Démosthénique
L'innovation et le syndrome du mess des officiers

Faut il être bête pour être discipliné ?

Caniche Bête et discipliné, on connaît la formule.

C'est la caractéristique de l'employé parfait, celui qui respecte les ordres, qui applique les procédures, qui obéit...la perle pour le manager, non ?

Pourtant ce qui dérange dans cette perfection, c'est le mot "bête"...ça donne pas envie; et on a l'impression qu'avec une équipe constituée de tels éléments, on ne va pas aller bien loin dans l'innovation.

Naturellement, quand on a un peu de fierté et de confiance en soi, on aime plutôt se sentir rebelle, libre, et non attaché par un chef qui nous adresse des ordres en permanence, et que nous appliquons sans conviction ni passion.

Pourtant, c'est un lieu commun dans de nombreuses entreprises : pour que tout fonctionne bien, il faut de la discipline, de l'ordre, et pour qu'il y ait de la discipline, il faut des employés obéissants, et qui la ramènent pas trop...

Afin de calmer les rebelles, il faut que les "managers" soient en état de contrôle et de surveillance permanents, afin d'éviter toutes dérives.

Il es clair qu'n croyant à de telles "évidences", nous ne sommes pas prêts d'innover en matière de management.

Consignes écrites -
(1) Dans l'extrait sur la discipline et l'innovation, relevez toutes les actions que la phrase commençant par « C'est la caractéristique de l'employé parfait » attribue à cet employé.
(2) Poursuivez en quelques phrases l'extrait sur la discipline et l'innovation, à partir de sa dernière phrase.

Informations affichées -
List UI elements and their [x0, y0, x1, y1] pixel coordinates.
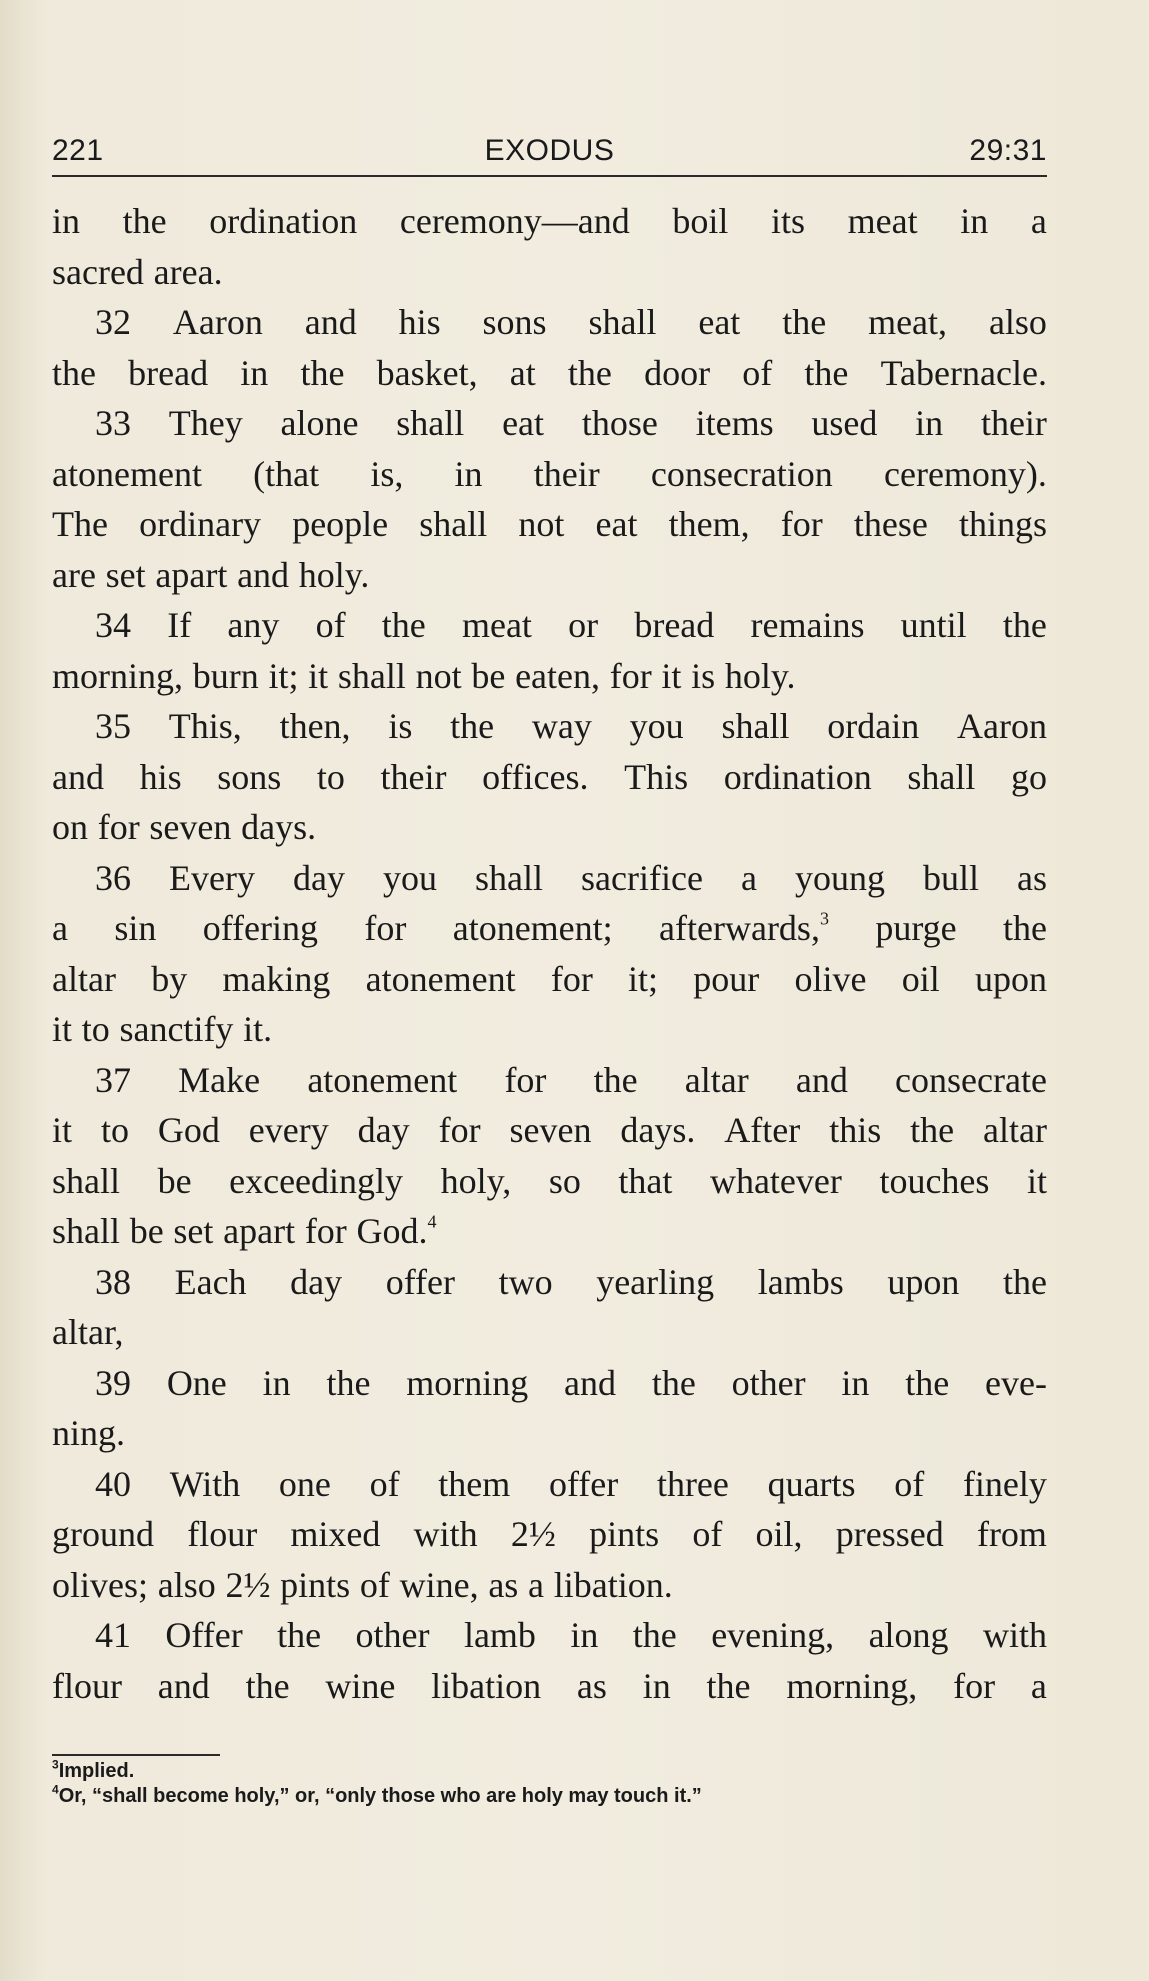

Réponses données -
(1) Il respecte les ordres ; il applique les procédures ; il obéit.

(2)
C'est justement pour nous ouvrir les yeux, nous apprendre à penser autrement, que Gary Hamel, dans une démarche proche de celle de Sutton et Pfeiffer, nous donne les clefs dans son ouvrage "the future of management", dont je poursuis la lecture.

C'est vrai qu'il faut de la discipline pour faire fonctionner correctement l'entrprise, et qu'un système complètement anarchique garantirait difficilement une performance stable. Mais là où l'"évidence" est fausse, c'est quand on croit que cette discipline impose d'avoir des employés bêtes et contraints. Le "comment" de l'entreprise disciplinée ET intelligente reste à inventer.

Gary Hamel cite quand même quelques pionniers intéressants, telle une entreprise de distribution (Whole Foods) où les équipes magasins ont la responsabilité du staffing, des prix, de la sélection des produits, et de la rentabilité de leurs départements. Les équipes sont évaluées chaque mois par rapport à des objectifs de rentabilité, et, quand ils atteignent ces objectifs, les membres de l'équipe, collectivement, reçoivent un bonus sur leur paye du mois suivant. Comme les bonus sont attribués à l'équipe, les membres de l'équipe ont un niveau de tolérance pour leurs collègues qui ne feraient pas le poids extrêmement faible. Le fait que la performance de chaque équipe soit visible et connue au sein de toute l'entreprise est un autre élément d'incitation à la performance. Dans ce type d'entreprise, la pression vient donc des pairs et n'a pas besoin de discipline imposée par le haut.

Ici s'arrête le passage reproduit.